Dataset items:
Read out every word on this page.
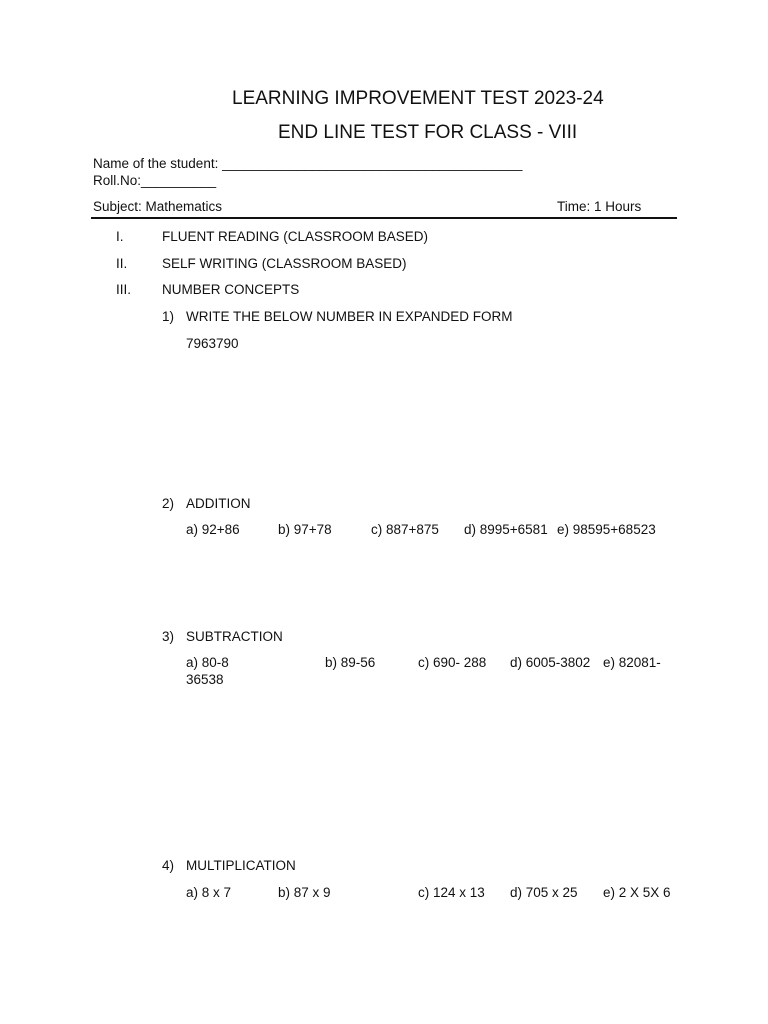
LEARNING IMPROVEMENT TEST 2023-24
END LINE TEST FOR CLASS - VIII
Name of the student: ________________________________________
Roll.No:__________
Subject: Mathematics	Time: 1 Hours
I.	FLUENT READING (CLASSROOM BASED)
II.	SELF WRITING (CLASSROOM BASED)
III. NUMBER CONCEPTS
1) WRITE THE BELOW NUMBER IN EXPANDED FORM
7963790
2) ADDITION
a) 92+86	b) 97+78	c) 887+875 d) 8995+6581 e) 98595+68523
3) SUBTRACTION
a) 80-8	b) 89-56	c) 690- 288 d) 6005-3802 e) 82081-
36538
4) MULTIPLICATION
a) 8 x 7	b) 87 x 9	c) 124 x 13 d) 705 x 25 e) 2 X 5X 6
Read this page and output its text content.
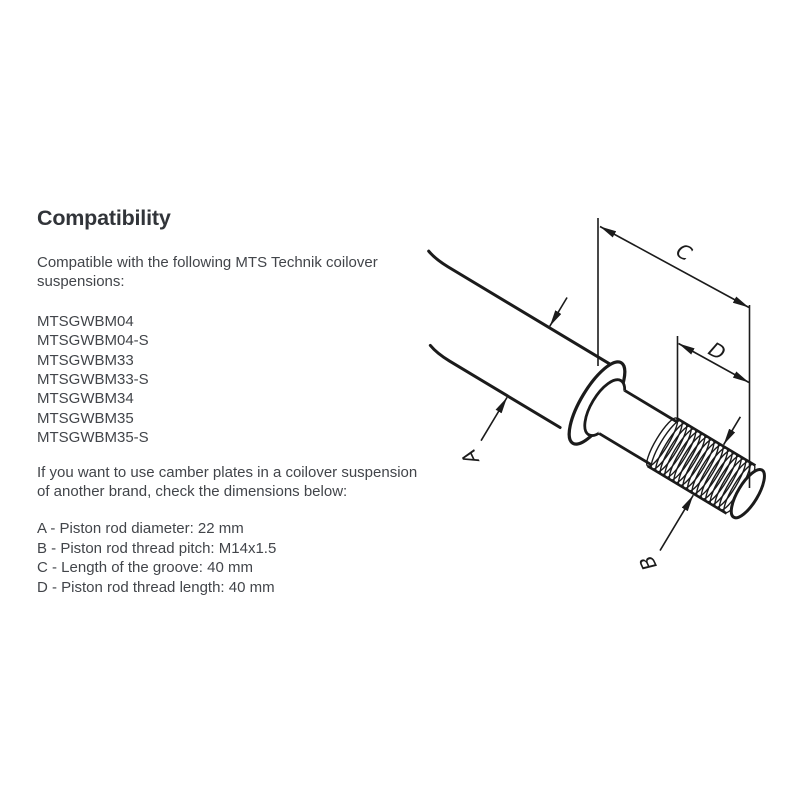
Compatibility
Compatible with the following MTS Technik coilover
suspensions:
MTSGWBM04
MTSGWBM04-S
MTSGWBM33
MTSGWBM33-S
MTSGWBM34
MTSGWBM35
MTSGWBM35-S
If you want to use camber plates in a coilover suspension
of another brand, check the dimensions below:
A - Piston rod diameter: 22 mm
B - Piston rod thread pitch: M14x1.5
C - Length of the groove: 40 mm
D - Piston rod thread length: 40 mm
A
B
C
D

__Task to carry out__:
Output precisely the lines in the material above from the line containing "Read this page and output its text content." through its last line, and omit pictures.

__Exercise response__:
Read this page and output its text content.
Compatibility
Compatible with the following MTS Technik coilover
suspensions:
MTSGWBM04
MTSGWBM04-S
MTSGWBM33
MTSGWBM33-S
MTSGWBM34
MTSGWBM35
MTSGWBM35-S
If you want to use camber plates in a coilover suspension
of another brand, check the dimensions below:
A - Piston rod diameter: 22 mm
B - Piston rod thread pitch: M14x1.5
C - Length of the groove: 40 mm
D - Piston rod thread length: 40 mm
A
B
C
D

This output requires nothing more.